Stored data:
+++

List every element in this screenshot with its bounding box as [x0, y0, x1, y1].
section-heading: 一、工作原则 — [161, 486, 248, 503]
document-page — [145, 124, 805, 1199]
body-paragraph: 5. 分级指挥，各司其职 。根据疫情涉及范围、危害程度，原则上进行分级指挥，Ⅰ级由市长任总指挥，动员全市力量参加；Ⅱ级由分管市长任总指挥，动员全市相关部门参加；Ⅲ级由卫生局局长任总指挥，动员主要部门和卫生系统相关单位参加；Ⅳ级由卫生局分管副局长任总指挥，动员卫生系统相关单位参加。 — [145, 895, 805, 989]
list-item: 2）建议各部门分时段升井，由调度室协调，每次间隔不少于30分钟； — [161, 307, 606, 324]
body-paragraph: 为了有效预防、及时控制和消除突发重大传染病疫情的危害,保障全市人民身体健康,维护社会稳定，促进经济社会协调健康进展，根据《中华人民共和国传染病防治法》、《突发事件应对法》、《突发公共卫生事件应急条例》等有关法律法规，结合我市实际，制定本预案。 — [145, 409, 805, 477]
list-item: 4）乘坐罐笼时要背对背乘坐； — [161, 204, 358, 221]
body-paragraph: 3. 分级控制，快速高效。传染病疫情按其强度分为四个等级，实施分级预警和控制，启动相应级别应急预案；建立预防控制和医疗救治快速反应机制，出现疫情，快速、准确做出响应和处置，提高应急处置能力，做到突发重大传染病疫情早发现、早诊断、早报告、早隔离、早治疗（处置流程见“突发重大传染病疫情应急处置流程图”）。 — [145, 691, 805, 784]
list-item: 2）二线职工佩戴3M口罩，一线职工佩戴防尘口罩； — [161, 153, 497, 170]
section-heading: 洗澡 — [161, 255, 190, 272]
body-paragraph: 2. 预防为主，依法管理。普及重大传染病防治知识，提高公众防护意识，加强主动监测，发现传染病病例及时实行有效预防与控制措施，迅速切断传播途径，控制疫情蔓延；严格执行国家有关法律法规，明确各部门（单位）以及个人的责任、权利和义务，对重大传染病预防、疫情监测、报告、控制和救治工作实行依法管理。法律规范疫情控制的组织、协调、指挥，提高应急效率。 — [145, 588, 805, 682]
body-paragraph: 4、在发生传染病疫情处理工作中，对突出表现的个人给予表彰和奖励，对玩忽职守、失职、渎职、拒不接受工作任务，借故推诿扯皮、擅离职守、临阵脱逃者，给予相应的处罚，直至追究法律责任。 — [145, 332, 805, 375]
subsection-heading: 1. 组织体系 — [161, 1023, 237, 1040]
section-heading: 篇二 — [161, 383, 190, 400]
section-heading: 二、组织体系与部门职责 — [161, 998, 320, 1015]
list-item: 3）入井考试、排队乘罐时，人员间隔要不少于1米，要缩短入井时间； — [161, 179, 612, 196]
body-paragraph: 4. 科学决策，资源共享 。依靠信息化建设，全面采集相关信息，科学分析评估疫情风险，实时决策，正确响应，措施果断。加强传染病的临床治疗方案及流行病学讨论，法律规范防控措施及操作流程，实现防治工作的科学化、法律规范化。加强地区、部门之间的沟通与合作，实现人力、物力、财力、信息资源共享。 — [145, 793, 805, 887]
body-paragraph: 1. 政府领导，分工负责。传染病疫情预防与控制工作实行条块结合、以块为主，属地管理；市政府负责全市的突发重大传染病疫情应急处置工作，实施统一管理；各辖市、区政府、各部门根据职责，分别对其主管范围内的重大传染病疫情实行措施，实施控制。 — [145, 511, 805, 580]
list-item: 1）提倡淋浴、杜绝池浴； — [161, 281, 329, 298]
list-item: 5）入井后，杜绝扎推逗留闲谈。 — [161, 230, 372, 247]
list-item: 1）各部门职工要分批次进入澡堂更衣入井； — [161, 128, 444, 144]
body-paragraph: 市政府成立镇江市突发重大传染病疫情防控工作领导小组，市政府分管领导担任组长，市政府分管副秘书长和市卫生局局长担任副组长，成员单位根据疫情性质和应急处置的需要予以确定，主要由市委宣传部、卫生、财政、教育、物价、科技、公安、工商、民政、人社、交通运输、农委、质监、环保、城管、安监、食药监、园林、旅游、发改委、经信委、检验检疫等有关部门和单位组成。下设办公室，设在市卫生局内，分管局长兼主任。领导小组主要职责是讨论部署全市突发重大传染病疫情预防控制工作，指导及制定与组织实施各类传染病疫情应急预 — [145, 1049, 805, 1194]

+++

[EXERCISE]:
Rewrite every line of the material above as a numbered list, one entry per line, omitting any blank lines.

[EXERCISE OUTPUT]:
1. List every element in this screenshot with its bounding box as [x0, y0, x1, y1].
2. section-heading: 一、工作原则 — [161, 486, 248, 503]
3. document-page — [145, 124, 805, 1199]
4. body-paragraph: 5. 分级指挥，各司其职 。根据疫情涉及范围、危害程度，原则上进行分级指挥，Ⅰ级由市长任总指挥，动员全市力量参加；Ⅱ级由分管市长任总指挥，动员全市相关部门参加；Ⅲ级由卫生局局长任总指挥，动员主要部门和卫生系统相关单位参加；Ⅳ级由卫生局分管副局长任总指挥，动员卫生系统相关单位参加。 — [145, 895, 805, 989]
5. list-item: 2）建议各部门分时段升井，由调度室协调，每次间隔不少于30分钟； — [161, 307, 606, 324]
6. body-paragraph: 为了有效预防、及时控制和消除突发重大传染病疫情的危害,保障全市人民身体健康,维护社会稳定，促进经济社会协调健康进展，根据《中华人民共和国传染病防治法》、《突发事件应对法》、《突发公共卫生事件应急条例》等有关法律法规，结合我市实际，制定本预案。 — [145, 409, 805, 477]
7. list-item: 4）乘坐罐笼时要背对背乘坐； — [161, 204, 358, 221]
8. body-paragraph: 3. 分级控制，快速高效。传染病疫情按其强度分为四个等级，实施分级预警和控制，启动相应级别应急预案；建立预防控制和医疗救治快速反应机制，出现疫情，快速、准确做出响应和处置，提高应急处置能力，做到突发重大传染病疫情早发现、早诊断、早报告、早隔离、早治疗（处置流程见“突发重大传染病疫情应急处置流程图”）。 — [145, 691, 805, 784]
9. list-item: 2）二线职工佩戴3M口罩，一线职工佩戴防尘口罩； — [161, 153, 497, 170]
10. section-heading: 洗澡 — [161, 255, 190, 272]
11. body-paragraph: 2. 预防为主，依法管理。普及重大传染病防治知识，提高公众防护意识，加强主动监测，发现传染病病例及时实行有效预防与控制措施，迅速切断传播途径，控制疫情蔓延；严格执行国家有关法律法规，明确各部门（单位）以及个人的责任、权利和义务，对重大传染病预防、疫情监测、报告、控制和救治工作实行依法管理。法律规范疫情控制的组织、协调、指挥，提高应急效率。 — [145, 588, 805, 682]
12. body-paragraph: 4、在发生传染病疫情处理工作中，对突出表现的个人给予表彰和奖励，对玩忽职守、失职、渎职、拒不接受工作任务，借故推诿扯皮、擅离职守、临阵脱逃者，给予相应的处罚，直至追究法律责任。 — [145, 332, 805, 375]
13. subsection-heading: 1. 组织体系 — [161, 1023, 237, 1040]
14. section-heading: 篇二 — [161, 383, 190, 400]
15. section-heading: 二、组织体系与部门职责 — [161, 998, 320, 1015]
16. list-item: 3）入井考试、排队乘罐时，人员间隔要不少于1米，要缩短入井时间； — [161, 179, 612, 196]
17. body-paragraph: 4. 科学决策，资源共享 。依靠信息化建设，全面采集相关信息，科学分析评估疫情风险，实时决策，正确响应，措施果断。加强传染病的临床治疗方案及流行病学讨论，法律规范防控措施及操作流程，实现防治工作的科学化、法律规范化。加强地区、部门之间的沟通与合作，实现人力、物力、财力、信息资源共享。 — [145, 793, 805, 887]
18. body-paragraph: 1. 政府领导，分工负责。传染病疫情预防与控制工作实行条块结合、以块为主，属地管理；市政府负责全市的突发重大传染病疫情应急处置工作，实施统一管理；各辖市、区政府、各部门根据职责，分别对其主管范围内的重大传染病疫情实行措施，实施控制。 — [145, 511, 805, 580]
19. list-item: 1）提倡淋浴、杜绝池浴； — [161, 281, 329, 298]
20. list-item: 5）入井后，杜绝扎推逗留闲谈。 — [161, 230, 372, 247]
21. list-item: 1）各部门职工要分批次进入澡堂更衣入井； — [161, 128, 444, 144]
22. body-paragraph: 市政府成立镇江市突发重大传染病疫情防控工作领导小组，市政府分管领导担任组长，市政府分管副秘书长和市卫生局局长担任副组长，成员单位根据疫情性质和应急处置的需要予以确定，主要由市委宣传部、卫生、财政、教育、物价、科技、公安、工商、民政、人社、交通运输、农委、质监、环保、城管、安监、食药监、园林、旅游、发改委、经信委、检验检疫等有关部门和单位组成。下设办公室，设在市卫生局内，分管局长兼主任。领导小组主要职责是讨论部署全市突发重大传染病疫情预防控制工作，指导及制定与组织实施各类传染病疫情应急预 — [145, 1049, 805, 1194]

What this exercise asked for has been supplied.